Start of Information shown

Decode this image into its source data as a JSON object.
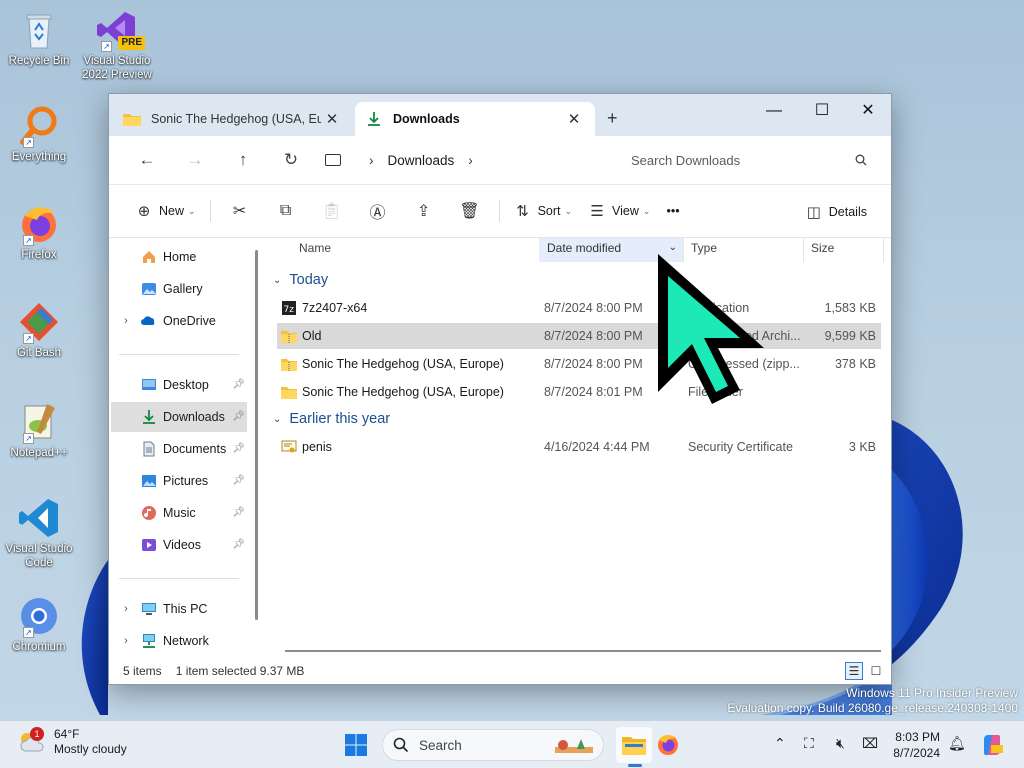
{
  "desktop": {
    "icons": [
      {
        "label": "Recycle Bin",
        "icon": "recycle-bin-icon"
      },
      {
        "label": "Visual Studio 2022 Preview",
        "icon": "visual-studio-icon",
        "badge": "PRE"
      },
      {
        "label": "Everything",
        "icon": "everything-search-icon"
      },
      {
        "label": "Firefox",
        "icon": "firefox-icon"
      },
      {
        "label": "Git Bash",
        "icon": "git-bash-icon"
      },
      {
        "label": "Notepad++",
        "icon": "notepad-plus-plus-icon"
      },
      {
        "label": "Visual Studio Code",
        "icon": "vscode-icon"
      },
      {
        "label": "Chromium",
        "icon": "chromium-icon"
      }
    ],
    "watermark": {
      "line1": "Windows 11 Pro Insider Preview",
      "line2": "Evaluation copy. Build 26080.ge_release.240308-1400"
    }
  },
  "window": {
    "tabs": [
      {
        "label": "Sonic The Hedgehog (USA, Europe)",
        "icon": "folder-icon",
        "active": false
      },
      {
        "label": "Downloads",
        "icon": "download-icon",
        "active": true
      }
    ],
    "new_tab": "+",
    "controls": {
      "minimize": "—",
      "maximize": "☐",
      "close": "✕"
    },
    "nav": {
      "back": "←",
      "forward": "→",
      "up": "↑",
      "refresh": "↻"
    },
    "address": {
      "segments": [
        "Downloads"
      ],
      "chevron": "›"
    },
    "search": {
      "placeholder": "Search Downloads"
    },
    "commands": {
      "new": "New",
      "sort": "Sort",
      "view": "View",
      "more": "•••",
      "details": "Details"
    },
    "sidebar": {
      "pinned_section": [
        {
          "label": "Home",
          "icon": "home-icon"
        },
        {
          "label": "Gallery",
          "icon": "gallery-icon"
        },
        {
          "label": "OneDrive",
          "icon": "onedrive-icon",
          "expandable": true
        }
      ],
      "quick_access": [
        {
          "label": "Desktop",
          "icon": "desktop-folder-icon",
          "pinned": true
        },
        {
          "label": "Downloads",
          "icon": "download-icon",
          "pinned": true,
          "selected": true
        },
        {
          "label": "Documents",
          "icon": "documents-icon",
          "pinned": true
        },
        {
          "label": "Pictures",
          "icon": "pictures-icon",
          "pinned": true
        },
        {
          "label": "Music",
          "icon": "music-icon",
          "pinned": true
        },
        {
          "label": "Videos",
          "icon": "videos-icon",
          "pinned": true
        }
      ],
      "devices": [
        {
          "label": "This PC",
          "icon": "this-pc-icon",
          "expandable": true
        },
        {
          "label": "Network",
          "icon": "network-icon",
          "expandable": true
        }
      ]
    },
    "columns": {
      "name": "Name",
      "date": "Date modified",
      "type": "Type",
      "size": "Size"
    },
    "groups": [
      {
        "label": "Today",
        "files": [
          {
            "name": "7z2407-x64",
            "date": "8/7/2024 8:00 PM",
            "type": "Application",
            "size": "1,583 KB",
            "icon": "7zip-app-icon"
          },
          {
            "name": "Old",
            "date": "8/7/2024 8:00 PM",
            "type": "Compressed Archi...",
            "size": "9,599 KB",
            "icon": "zip-folder-icon",
            "selected": true
          },
          {
            "name": "Sonic The Hedgehog (USA, Europe)",
            "date": "8/7/2024 8:00 PM",
            "type": "Compressed (zipp...",
            "size": "378 KB",
            "icon": "zip-folder-icon"
          },
          {
            "name": "Sonic The Hedgehog (USA, Europe)",
            "date": "8/7/2024 8:01 PM",
            "type": "File folder",
            "size": "",
            "icon": "folder-icon"
          }
        ]
      },
      {
        "label": "Earlier this year",
        "files": [
          {
            "name": "penis",
            "date": "4/16/2024 4:44 PM",
            "type": "Security Certificate",
            "size": "3 KB",
            "icon": "certificate-icon"
          }
        ]
      }
    ],
    "status": {
      "items": "5 items",
      "selection": "1 item selected  9.37 MB"
    }
  },
  "taskbar": {
    "weather": {
      "temp": "64°F",
      "condition": "Mostly cloudy",
      "badge": "1"
    },
    "search_label": "Search",
    "clock": {
      "time": "8:03 PM",
      "date": "8/7/2024"
    }
  },
  "colors": {
    "accent": "#0067c0",
    "selection": "#d9d9d9",
    "sorted_header": "#e3eefa",
    "cursor_fill": "#1de9b6",
    "group_text": "#1d4f91"
  }
}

End of Information shown

Copy the material above in full and exactly, skipping pictures.

> [Response]:
Decode this image into its source data as a JSON object.
{
  "desktop": {
    "icons": [
      {
        "label": "Recycle Bin",
        "icon": "recycle-bin-icon"
      },
      {
        "label": "Visual Studio 2022 Preview",
        "icon": "visual-studio-icon",
        "badge": "PRE"
      },
      {
        "label": "Everything",
        "icon": "everything-search-icon"
      },
      {
        "label": "Firefox",
        "icon": "firefox-icon"
      },
      {
        "label": "Git Bash",
        "icon": "git-bash-icon"
      },
      {
        "label": "Notepad++",
        "icon": "notepad-plus-plus-icon"
      },
      {
        "label": "Visual Studio Code",
        "icon": "vscode-icon"
      },
      {
        "label": "Chromium",
        "icon": "chromium-icon"
      }
    ],
    "watermark": {
      "line1": "Windows 11 Pro Insider Preview",
      "line2": "Evaluation copy. Build 26080.ge_release.240308-1400"
    }
  },
  "window": {
    "tabs": [
      {
        "label": "Sonic The Hedgehog (USA, Europe)",
        "icon": "folder-icon",
        "active": false
      },
      {
        "label": "Downloads",
        "icon": "download-icon",
        "active": true
      }
    ],
    "new_tab": "+",
    "controls": {
      "minimize": "—",
      "maximize": "☐",
      "close": "✕"
    },
    "nav": {
      "back": "←",
      "forward": "→",
      "up": "↑",
      "refresh": "↻"
    },
    "address": {
      "segments": [
        "Downloads"
      ],
      "chevron": "›"
    },
    "search": {
      "placeholder": "Search Downloads"
    },
    "commands": {
      "new": "New",
      "sort": "Sort",
      "view": "View",
      "more": "•••",
      "details": "Details"
    },
    "sidebar": {
      "pinned_section": [
        {
          "label": "Home",
          "icon": "home-icon"
        },
        {
          "label": "Gallery",
          "icon": "gallery-icon"
        },
        {
          "label": "OneDrive",
          "icon": "onedrive-icon",
          "expandable": true
        }
      ],
      "quick_access": [
        {
          "label": "Desktop",
          "icon": "desktop-folder-icon",
          "pinned": true
        },
        {
          "label": "Downloads",
          "icon": "download-icon",
          "pinned": true,
          "selected": true
        },
        {
          "label": "Documents",
          "icon": "documents-icon",
          "pinned": true
        },
        {
          "label": "Pictures",
          "icon": "pictures-icon",
          "pinned": true
        },
        {
          "label": "Music",
          "icon": "music-icon",
          "pinned": true
        },
        {
          "label": "Videos",
          "icon": "videos-icon",
          "pinned": true
        }
      ],
      "devices": [
        {
          "label": "This PC",
          "icon": "this-pc-icon",
          "expandable": true
        },
        {
          "label": "Network",
          "icon": "network-icon",
          "expandable": true
        }
      ]
    },
    "columns": {
      "name": "Name",
      "date": "Date modified",
      "type": "Type",
      "size": "Size"
    },
    "groups": [
      {
        "label": "Today",
        "files": [
          {
            "name": "7z2407-x64",
            "date": "8/7/2024 8:00 PM",
            "type": "Application",
            "size": "1,583 KB",
            "icon": "7zip-app-icon"
          },
          {
            "name": "Old",
            "date": "8/7/2024 8:00 PM",
            "type": "Compressed Archi...",
            "size": "9,599 KB",
            "icon": "zip-folder-icon",
            "selected": true
          },
          {
            "name": "Sonic The Hedgehog (USA, Europe)",
            "date": "8/7/2024 8:00 PM",
            "type": "Compressed (zipp...",
            "size": "378 KB",
            "icon": "zip-folder-icon"
          },
          {
            "name": "Sonic The Hedgehog (USA, Europe)",
            "date": "8/7/2024 8:01 PM",
            "type": "File folder",
            "size": "",
            "icon": "folder-icon"
          }
        ]
      },
      {
        "label": "Earlier this year",
        "files": [
          {
            "name": "penis",
            "date": "4/16/2024 4:44 PM",
            "type": "Security Certificate",
            "size": "3 KB",
            "icon": "certificate-icon"
          }
        ]
      }
    ],
    "status": {
      "items": "5 items",
      "selection": "1 item selected  9.37 MB"
    }
  },
  "taskbar": {
    "weather": {
      "temp": "64°F",
      "condition": "Mostly cloudy",
      "badge": "1"
    },
    "search_label": "Search",
    "clock": {
      "time": "8:03 PM",
      "date": "8/7/2024"
    }
  },
  "colors": {
    "accent": "#0067c0",
    "selection": "#d9d9d9",
    "sorted_header": "#e3eefa",
    "cursor_fill": "#1de9b6",
    "group_text": "#1d4f91"
  }
}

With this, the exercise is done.